■ **RECORDS**

******

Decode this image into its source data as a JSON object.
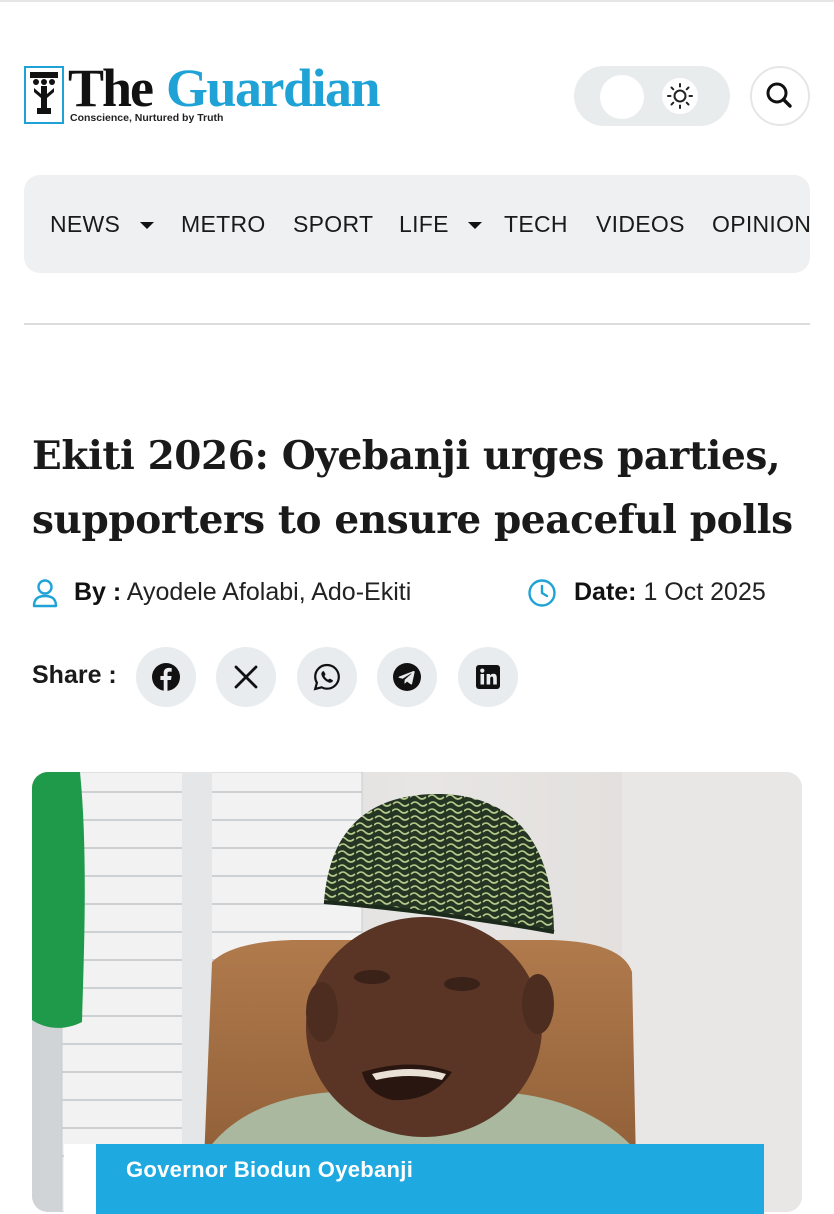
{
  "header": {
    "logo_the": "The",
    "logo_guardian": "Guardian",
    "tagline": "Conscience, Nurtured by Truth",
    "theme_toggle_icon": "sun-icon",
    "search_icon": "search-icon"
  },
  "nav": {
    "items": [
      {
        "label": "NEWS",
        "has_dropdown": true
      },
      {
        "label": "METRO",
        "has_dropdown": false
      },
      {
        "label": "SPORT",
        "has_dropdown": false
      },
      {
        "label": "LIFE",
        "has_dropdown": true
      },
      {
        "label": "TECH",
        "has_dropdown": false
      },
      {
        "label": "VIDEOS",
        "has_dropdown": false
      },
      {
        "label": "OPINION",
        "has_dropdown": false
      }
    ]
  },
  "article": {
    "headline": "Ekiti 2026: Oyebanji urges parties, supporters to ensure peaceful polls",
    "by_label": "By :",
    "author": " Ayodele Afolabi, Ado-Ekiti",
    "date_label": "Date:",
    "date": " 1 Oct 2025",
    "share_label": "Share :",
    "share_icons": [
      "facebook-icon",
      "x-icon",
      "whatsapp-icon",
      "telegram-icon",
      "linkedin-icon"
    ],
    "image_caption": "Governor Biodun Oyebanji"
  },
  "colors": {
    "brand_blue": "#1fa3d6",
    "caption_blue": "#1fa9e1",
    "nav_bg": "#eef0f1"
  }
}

******

■ **TASK TO COMPLETE**
Leave out the pictures and give the rest of the records again exactly.

■ **CORRECT RESPONSE**
Decode this image into its source data as a JSON object.
{
  "header": {
    "logo_the": "The",
    "logo_guardian": "Guardian",
    "tagline": "Conscience, Nurtured by Truth",
    "theme_toggle_icon": "sun-icon",
    "search_icon": "search-icon"
  },
  "nav": {
    "items": [
      {
        "label": "NEWS",
        "has_dropdown": true
      },
      {
        "label": "METRO",
        "has_dropdown": false
      },
      {
        "label": "SPORT",
        "has_dropdown": false
      },
      {
        "label": "LIFE",
        "has_dropdown": true
      },
      {
        "label": "TECH",
        "has_dropdown": false
      },
      {
        "label": "VIDEOS",
        "has_dropdown": false
      },
      {
        "label": "OPINION",
        "has_dropdown": false
      }
    ]
  },
  "article": {
    "headline": "Ekiti 2026: Oyebanji urges parties, supporters to ensure peaceful polls",
    "by_label": "By :",
    "author": " Ayodele Afolabi, Ado-Ekiti",
    "date_label": "Date:",
    "date": " 1 Oct 2025",
    "share_label": "Share :",
    "share_icons": [
      "facebook-icon",
      "x-icon",
      "whatsapp-icon",
      "telegram-icon",
      "linkedin-icon"
    ],
    "image_caption": "Governor Biodun Oyebanji"
  },
  "colors": {
    "brand_blue": "#1fa3d6",
    "caption_blue": "#1fa9e1",
    "nav_bg": "#eef0f1"
  }
}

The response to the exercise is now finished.